• _YOUR TASK_: Restate the records below word for word.

• _DATA EXTRACT_:
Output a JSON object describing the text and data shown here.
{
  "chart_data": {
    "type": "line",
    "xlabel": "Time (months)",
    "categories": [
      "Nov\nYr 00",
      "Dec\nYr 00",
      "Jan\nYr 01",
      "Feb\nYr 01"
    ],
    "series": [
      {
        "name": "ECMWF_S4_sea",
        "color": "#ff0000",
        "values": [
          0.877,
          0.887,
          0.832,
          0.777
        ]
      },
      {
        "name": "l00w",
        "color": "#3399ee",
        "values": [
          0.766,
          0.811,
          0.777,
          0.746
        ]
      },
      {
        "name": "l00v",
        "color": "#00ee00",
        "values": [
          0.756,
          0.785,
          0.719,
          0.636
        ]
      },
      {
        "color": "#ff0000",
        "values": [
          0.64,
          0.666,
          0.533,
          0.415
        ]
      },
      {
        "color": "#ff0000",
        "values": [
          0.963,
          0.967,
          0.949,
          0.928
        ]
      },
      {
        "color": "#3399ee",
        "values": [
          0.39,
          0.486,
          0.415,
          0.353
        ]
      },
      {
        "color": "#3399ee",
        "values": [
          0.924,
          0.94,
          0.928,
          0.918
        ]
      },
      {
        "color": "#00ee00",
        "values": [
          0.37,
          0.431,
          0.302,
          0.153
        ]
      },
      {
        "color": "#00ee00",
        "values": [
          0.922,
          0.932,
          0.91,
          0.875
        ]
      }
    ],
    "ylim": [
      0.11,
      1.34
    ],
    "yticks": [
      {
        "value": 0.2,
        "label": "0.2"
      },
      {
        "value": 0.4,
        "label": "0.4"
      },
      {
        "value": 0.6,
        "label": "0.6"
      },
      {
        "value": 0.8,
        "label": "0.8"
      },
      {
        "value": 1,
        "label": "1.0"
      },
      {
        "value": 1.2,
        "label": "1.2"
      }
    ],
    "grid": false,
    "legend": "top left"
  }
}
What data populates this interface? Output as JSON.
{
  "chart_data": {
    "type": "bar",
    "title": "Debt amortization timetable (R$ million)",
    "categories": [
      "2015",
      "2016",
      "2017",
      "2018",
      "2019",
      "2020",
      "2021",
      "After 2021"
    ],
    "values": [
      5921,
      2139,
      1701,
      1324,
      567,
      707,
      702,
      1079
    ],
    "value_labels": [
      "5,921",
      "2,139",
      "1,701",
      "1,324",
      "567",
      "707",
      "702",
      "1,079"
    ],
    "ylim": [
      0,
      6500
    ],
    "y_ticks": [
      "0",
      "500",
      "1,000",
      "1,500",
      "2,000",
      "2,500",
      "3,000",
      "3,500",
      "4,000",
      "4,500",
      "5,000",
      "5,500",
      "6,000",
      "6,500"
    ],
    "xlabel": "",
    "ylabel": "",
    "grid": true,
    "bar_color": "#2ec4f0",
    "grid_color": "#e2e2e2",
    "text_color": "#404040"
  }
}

• _EXERCISE ANSWER_:
Output a JSON object describing the text and data shown here.
{
  "chart_data": {
    "type": "line",
    "xlabel": "Time (months)",
    "categories": [
      "Nov\nYr 00",
      "Dec\nYr 00",
      "Jan\nYr 01",
      "Feb\nYr 01"
    ],
    "series": [
      {
        "name": "ECMWF_S4_sea",
        "color": "#ff0000",
        "values": [
          0.877,
          0.887,
          0.832,
          0.777
        ]
      },
      {
        "name": "l00w",
        "color": "#3399ee",
        "values": [
          0.766,
          0.811,
          0.777,
          0.746
        ]
      },
      {
        "name": "l00v",
        "color": "#00ee00",
        "values": [
          0.756,
          0.785,
          0.719,
          0.636
        ]
      },
      {
        "color": "#ff0000",
        "values": [
          0.64,
          0.666,
          0.533,
          0.415
        ]
      },
      {
        "color": "#ff0000",
        "values": [
          0.963,
          0.967,
          0.949,
          0.928
        ]
      },
      {
        "color": "#3399ee",
        "values": [
          0.39,
          0.486,
          0.415,
          0.353
        ]
      },
      {
        "color": "#3399ee",
        "values": [
          0.924,
          0.94,
          0.928,
          0.918
        ]
      },
      {
        "color": "#00ee00",
        "values": [
          0.37,
          0.431,
          0.302,
          0.153
        ]
      },
      {
        "color": "#00ee00",
        "values": [
          0.922,
          0.932,
          0.91,
          0.875
        ]
      }
    ],
    "ylim": [
      0.11,
      1.34
    ],
    "yticks": [
      {
        "value": 0.2,
        "label": "0.2"
      },
      {
        "value": 0.4,
        "label": "0.4"
      },
      {
        "value": 0.6,
        "label": "0.6"
      },
      {
        "value": 0.8,
        "label": "0.8"
      },
      {
        "value": 1,
        "label": "1.0"
      },
      {
        "value": 1.2,
        "label": "1.2"
      }
    ],
    "grid": false,
    "legend": "top left"
  }
}
What data populates this interface? Output as JSON.
{
  "chart_data": {
    "type": "bar",
    "title": "Debt amortization timetable (R$ million)",
    "categories": [
      "2015",
      "2016",
      "2017",
      "2018",
      "2019",
      "2020",
      "2021",
      "After 2021"
    ],
    "values": [
      5921,
      2139,
      1701,
      1324,
      567,
      707,
      702,
      1079
    ],
    "value_labels": [
      "5,921",
      "2,139",
      "1,701",
      "1,324",
      "567",
      "707",
      "702",
      "1,079"
    ],
    "ylim": [
      0,
      6500
    ],
    "y_ticks": [
      "0",
      "500",
      "1,000",
      "1,500",
      "2,000",
      "2,500",
      "3,000",
      "3,500",
      "4,000",
      "4,500",
      "5,000",
      "5,500",
      "6,000",
      "6,500"
    ],
    "xlabel": "",
    "ylabel": "",
    "grid": true,
    "bar_color": "#2ec4f0",
    "grid_color": "#e2e2e2",
    "text_color": "#404040"
  }
}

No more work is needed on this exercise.